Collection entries

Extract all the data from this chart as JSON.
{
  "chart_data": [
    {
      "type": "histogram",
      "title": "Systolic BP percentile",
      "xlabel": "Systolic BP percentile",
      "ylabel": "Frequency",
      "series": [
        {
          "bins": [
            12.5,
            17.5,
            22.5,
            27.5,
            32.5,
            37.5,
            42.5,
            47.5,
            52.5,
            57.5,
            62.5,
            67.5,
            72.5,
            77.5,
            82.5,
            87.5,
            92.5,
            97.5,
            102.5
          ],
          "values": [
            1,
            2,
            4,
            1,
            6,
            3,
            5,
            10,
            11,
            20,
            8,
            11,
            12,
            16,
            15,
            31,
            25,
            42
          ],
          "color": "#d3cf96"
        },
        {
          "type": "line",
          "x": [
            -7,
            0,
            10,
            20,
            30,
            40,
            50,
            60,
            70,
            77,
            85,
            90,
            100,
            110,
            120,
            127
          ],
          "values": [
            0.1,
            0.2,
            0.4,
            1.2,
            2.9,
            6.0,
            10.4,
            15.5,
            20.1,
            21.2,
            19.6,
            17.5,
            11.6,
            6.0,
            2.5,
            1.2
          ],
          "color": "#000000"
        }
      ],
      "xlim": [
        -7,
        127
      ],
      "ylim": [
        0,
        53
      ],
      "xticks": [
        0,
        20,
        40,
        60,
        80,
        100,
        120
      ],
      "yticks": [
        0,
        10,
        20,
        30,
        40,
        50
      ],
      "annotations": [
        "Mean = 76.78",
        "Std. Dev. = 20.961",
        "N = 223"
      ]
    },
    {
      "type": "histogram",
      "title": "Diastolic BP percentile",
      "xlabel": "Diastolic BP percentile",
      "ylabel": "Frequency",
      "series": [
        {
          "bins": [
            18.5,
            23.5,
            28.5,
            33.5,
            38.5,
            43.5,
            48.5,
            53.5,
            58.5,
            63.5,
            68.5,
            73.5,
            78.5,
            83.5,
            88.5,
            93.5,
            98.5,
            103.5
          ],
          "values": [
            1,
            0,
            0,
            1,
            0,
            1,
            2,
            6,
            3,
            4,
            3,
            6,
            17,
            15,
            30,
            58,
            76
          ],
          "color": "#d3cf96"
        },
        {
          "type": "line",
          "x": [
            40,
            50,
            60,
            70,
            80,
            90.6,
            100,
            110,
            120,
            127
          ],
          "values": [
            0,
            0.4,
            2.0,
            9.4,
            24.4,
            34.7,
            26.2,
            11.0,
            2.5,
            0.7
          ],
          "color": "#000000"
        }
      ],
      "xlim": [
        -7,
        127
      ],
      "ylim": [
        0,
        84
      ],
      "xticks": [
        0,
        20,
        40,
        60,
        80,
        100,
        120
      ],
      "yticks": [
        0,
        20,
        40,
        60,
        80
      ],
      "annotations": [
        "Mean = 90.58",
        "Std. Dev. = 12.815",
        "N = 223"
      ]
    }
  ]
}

THE TASK:
Across the preceding material, how many lines contain the word "Systolic"? State the number alone.

EXPECTED ANSWER:
2